* **TASK REQUIREMENTS**
Output the entries below exactly as written, omitting pictures.

[Records from a collection]
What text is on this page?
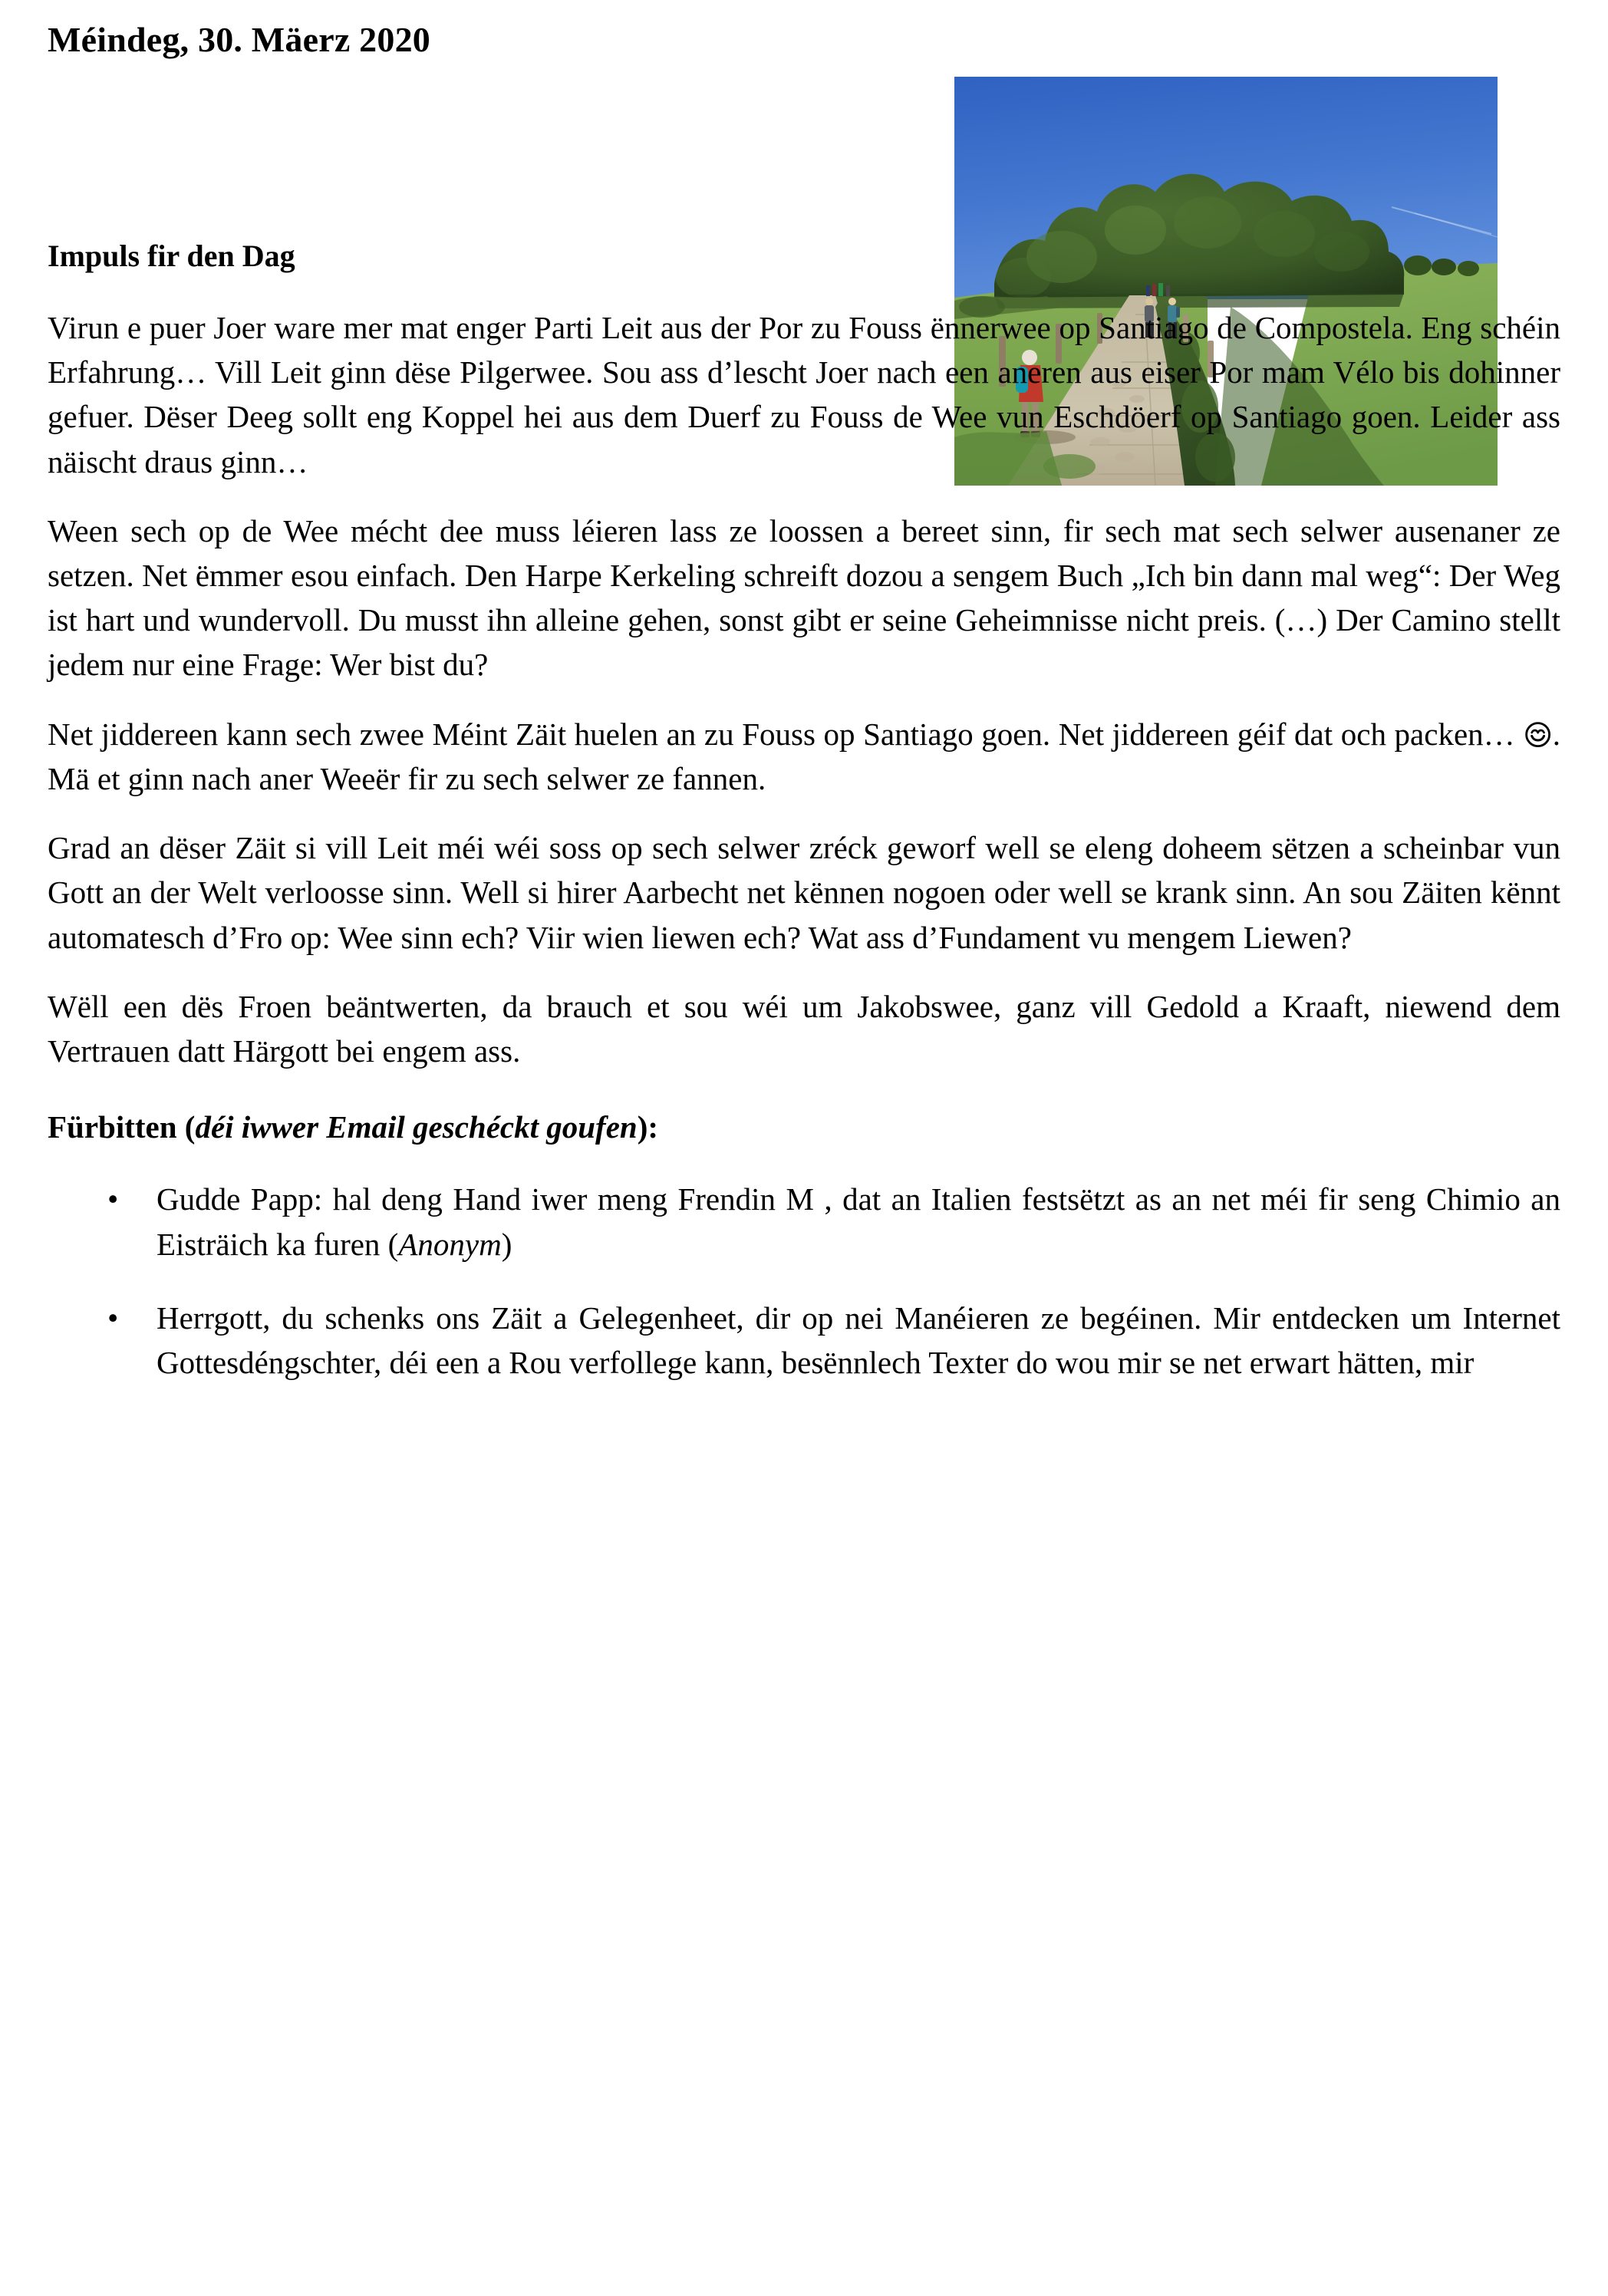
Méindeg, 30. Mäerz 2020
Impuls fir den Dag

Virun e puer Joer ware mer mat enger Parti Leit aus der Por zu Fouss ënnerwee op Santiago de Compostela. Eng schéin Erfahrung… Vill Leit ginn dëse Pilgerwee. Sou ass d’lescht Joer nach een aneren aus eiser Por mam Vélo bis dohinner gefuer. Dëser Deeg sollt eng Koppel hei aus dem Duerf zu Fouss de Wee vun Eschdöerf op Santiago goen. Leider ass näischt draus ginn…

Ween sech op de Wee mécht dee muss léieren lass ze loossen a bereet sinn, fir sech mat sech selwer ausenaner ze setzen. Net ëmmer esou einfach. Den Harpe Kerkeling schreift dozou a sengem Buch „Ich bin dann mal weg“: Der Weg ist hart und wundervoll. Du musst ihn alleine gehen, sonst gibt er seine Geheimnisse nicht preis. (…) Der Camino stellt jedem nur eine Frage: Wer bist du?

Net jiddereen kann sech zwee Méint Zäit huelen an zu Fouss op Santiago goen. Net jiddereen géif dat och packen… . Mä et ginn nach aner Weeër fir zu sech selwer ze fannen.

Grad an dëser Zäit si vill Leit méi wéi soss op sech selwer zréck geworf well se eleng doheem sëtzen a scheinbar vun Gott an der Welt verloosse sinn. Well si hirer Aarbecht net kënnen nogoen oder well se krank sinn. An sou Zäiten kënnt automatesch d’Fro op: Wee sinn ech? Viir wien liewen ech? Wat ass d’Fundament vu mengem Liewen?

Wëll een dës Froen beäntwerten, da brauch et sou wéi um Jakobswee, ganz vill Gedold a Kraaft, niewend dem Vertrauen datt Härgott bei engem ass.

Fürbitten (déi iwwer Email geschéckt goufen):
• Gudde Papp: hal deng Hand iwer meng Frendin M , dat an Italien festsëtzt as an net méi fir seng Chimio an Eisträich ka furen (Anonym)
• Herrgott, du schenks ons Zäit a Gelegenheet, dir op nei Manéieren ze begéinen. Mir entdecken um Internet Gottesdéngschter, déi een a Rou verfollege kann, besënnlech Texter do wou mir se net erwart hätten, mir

* **TASK OUTPUT**
What text is on this page?
Méindeg, 30. Mäerz 2020
Impuls fir den Dag

Virun e puer Joer ware mer mat enger Parti Leit aus der Por zu Fouss ënnerwee op Santiago de Compostela. Eng schéin Erfahrung… Vill Leit ginn dëse Pilgerwee. Sou ass d’lescht Joer nach een aneren aus eiser Por mam Vélo bis dohinner gefuer. Dëser Deeg sollt eng Koppel hei aus dem Duerf zu Fouss de Wee vun Eschdöerf op Santiago goen. Leider ass näischt draus ginn…

Ween sech op de Wee mécht dee muss léieren lass ze loossen a bereet sinn, fir sech mat sech selwer ausenaner ze setzen. Net ëmmer esou einfach. Den Harpe Kerkeling schreift dozou a sengem Buch „Ich bin dann mal weg“: Der Weg ist hart und wundervoll. Du musst ihn alleine gehen, sonst gibt er seine Geheimnisse nicht preis. (…) Der Camino stellt jedem nur eine Frage: Wer bist du?

Net jiddereen kann sech zwee Méint Zäit huelen an zu Fouss op Santiago goen. Net jiddereen géif dat och packen… . Mä et ginn nach aner Weeër fir zu sech selwer ze fannen.

Grad an dëser Zäit si vill Leit méi wéi soss op sech selwer zréck geworf well se eleng doheem sëtzen a scheinbar vun Gott an der Welt verloosse sinn. Well si hirer Aarbecht net kënnen nogoen oder well se krank sinn. An sou Zäiten kënnt automatesch d’Fro op: Wee sinn ech? Viir wien liewen ech? Wat ass d’Fundament vu mengem Liewen?

Wëll een dës Froen beäntwerten, da brauch et sou wéi um Jakobswee, ganz vill Gedold a Kraaft, niewend dem Vertrauen datt Härgott bei engem ass.

Fürbitten (déi iwwer Email geschéckt goufen):
• Gudde Papp: hal deng Hand iwer meng Frendin M , dat an Italien festsëtzt as an net méi fir seng Chimio an Eisträich ka furen (Anonym)
• Herrgott, du schenks ons Zäit a Gelegenheet, dir op nei Manéieren ze begéinen. Mir entdecken um Internet Gottesdéngschter, déi een a Rou verfollege kann, besënnlech Texter do wou mir se net erwart hätten, mir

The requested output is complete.